## Tasks to complete
- 1) Translate this sentence from the essay on civilization's spiritual crisis below into Spanish: “So I’ve had to conclude that, at bottom, our civilization’s crisis is first and foremost a spiritual crisis.”
- 2) Write the next paragraph of the essay on civilization's spiritual crisis, picking up after its final sentence.

## Excerpt
Content starts

We thought we had resolved or at least successfully set aside these questions in our modern, secular age. But it turns out this neutrality was always impossible; they are unavoidable and have to be answered. If they aren’t, something else will inevitably rush in to fill the void, no matter how crude, ill-considered, disordered, or dangerous that something is. That is what we are seeing everywhere now: “the return of the strong gods,” in the phrase of R.R. Reno.
So I’ve had to conclude that, at bottom, our civilization’s crisis is first and foremost a spiritual crisis. And that the great struggles underlying our present upheavals are really struggles over essentially theological questions, such as whether there is any inherent dignity in human life and the human body, or whether all matter is inherently evil and only pure spirit good. Most of all, at the core, there seems to be a great struggle between two competing visions about what it means to be human: whether Man exists as, in essence, machine or Imago Dei. As someone who previously thought theology was surely an irrelevant anachronism, having it turn out to still be the Queen of the Sciences has all been a bit of a shock. But here we are.

Content ends

## Raw data
Content starts

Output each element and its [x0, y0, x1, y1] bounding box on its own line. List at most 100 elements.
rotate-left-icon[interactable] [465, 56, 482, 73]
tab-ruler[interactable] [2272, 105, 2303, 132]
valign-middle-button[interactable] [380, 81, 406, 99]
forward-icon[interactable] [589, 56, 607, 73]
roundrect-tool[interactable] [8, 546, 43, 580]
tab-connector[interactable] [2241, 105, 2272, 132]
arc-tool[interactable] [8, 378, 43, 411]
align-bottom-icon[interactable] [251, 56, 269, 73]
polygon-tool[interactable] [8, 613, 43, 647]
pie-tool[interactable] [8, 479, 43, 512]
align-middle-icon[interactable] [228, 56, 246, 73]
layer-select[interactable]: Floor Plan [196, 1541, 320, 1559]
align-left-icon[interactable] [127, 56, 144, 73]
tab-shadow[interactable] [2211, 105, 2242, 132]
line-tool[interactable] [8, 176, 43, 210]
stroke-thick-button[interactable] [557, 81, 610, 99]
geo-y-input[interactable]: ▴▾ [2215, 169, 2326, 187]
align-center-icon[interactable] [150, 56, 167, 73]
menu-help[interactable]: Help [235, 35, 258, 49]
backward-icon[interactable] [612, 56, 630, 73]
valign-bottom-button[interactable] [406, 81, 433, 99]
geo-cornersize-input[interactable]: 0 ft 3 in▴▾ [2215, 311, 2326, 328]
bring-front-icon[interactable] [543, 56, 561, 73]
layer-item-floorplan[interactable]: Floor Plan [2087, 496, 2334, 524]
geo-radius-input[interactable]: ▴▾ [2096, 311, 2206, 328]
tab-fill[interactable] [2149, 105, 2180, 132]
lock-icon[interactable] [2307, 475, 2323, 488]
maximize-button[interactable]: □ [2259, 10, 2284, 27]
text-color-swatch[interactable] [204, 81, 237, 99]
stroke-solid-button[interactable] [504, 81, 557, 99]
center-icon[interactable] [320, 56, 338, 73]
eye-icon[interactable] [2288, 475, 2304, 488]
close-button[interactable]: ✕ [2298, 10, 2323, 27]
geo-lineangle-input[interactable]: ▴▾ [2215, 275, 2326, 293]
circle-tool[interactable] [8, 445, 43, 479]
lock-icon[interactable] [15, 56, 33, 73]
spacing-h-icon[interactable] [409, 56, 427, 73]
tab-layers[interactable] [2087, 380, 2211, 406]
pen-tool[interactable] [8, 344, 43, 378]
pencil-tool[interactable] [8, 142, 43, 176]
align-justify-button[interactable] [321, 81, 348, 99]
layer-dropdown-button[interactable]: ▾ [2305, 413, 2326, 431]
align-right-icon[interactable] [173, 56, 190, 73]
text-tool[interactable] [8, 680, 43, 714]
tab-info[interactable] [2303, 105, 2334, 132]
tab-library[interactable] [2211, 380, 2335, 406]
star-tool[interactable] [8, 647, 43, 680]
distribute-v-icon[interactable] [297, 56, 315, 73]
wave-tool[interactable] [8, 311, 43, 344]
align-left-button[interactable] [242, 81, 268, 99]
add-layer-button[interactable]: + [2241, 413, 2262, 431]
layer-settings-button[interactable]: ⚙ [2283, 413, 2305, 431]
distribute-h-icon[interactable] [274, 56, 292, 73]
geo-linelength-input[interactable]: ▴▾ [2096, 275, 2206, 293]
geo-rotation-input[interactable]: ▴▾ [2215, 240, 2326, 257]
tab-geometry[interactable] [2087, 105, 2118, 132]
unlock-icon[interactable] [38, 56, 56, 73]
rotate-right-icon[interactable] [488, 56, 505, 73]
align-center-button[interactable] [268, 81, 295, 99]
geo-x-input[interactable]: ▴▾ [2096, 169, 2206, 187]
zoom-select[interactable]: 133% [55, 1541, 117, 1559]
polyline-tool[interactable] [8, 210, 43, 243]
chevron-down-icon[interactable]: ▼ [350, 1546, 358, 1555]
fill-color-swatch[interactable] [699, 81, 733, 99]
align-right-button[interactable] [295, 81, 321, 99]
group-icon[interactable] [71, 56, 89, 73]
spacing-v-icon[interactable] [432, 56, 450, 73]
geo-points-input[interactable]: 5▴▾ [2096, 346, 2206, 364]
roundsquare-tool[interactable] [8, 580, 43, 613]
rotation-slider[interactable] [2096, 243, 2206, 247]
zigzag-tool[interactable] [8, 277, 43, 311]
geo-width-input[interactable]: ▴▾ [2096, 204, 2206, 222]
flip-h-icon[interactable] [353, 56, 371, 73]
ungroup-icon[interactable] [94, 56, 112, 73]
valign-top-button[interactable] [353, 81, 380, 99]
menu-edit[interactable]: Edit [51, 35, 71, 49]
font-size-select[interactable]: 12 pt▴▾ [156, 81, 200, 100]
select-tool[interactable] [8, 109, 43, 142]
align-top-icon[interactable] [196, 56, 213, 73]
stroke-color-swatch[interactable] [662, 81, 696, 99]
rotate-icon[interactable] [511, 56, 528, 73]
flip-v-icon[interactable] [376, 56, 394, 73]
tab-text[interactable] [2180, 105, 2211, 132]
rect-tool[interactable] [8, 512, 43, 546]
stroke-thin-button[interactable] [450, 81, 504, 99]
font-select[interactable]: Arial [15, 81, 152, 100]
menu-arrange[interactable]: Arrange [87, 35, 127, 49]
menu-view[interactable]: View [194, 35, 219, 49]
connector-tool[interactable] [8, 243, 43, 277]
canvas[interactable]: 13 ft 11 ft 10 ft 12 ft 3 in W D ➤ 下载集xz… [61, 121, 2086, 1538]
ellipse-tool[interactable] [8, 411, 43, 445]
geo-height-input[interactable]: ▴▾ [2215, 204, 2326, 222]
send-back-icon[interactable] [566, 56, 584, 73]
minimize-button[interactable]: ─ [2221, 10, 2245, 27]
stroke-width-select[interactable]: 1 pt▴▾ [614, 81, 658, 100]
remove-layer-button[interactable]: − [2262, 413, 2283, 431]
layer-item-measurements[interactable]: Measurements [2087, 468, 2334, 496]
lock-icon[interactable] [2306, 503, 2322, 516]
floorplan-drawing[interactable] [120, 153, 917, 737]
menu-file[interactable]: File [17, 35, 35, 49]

Content ends

## Outputs in order
- 1) Así que he tenido que concluir que, en el fondo, la crisis de nuestra civilización es ante todo una crisis espiritual.

- 2)
Now I’m still worried about the rise of totalitarianism, risk of destabilization and conflict, etc. Very worried. But for a bit different reasons. Most of my previous conceptions about modernity and its direction have been shattered, you could say. Now my real concern is that the spiritual causes of our present crisis are so fundamental, and that we’ve dug ourselves into such a deep hole, so to speak, that finding a way out on our own will be exceptionally difficult.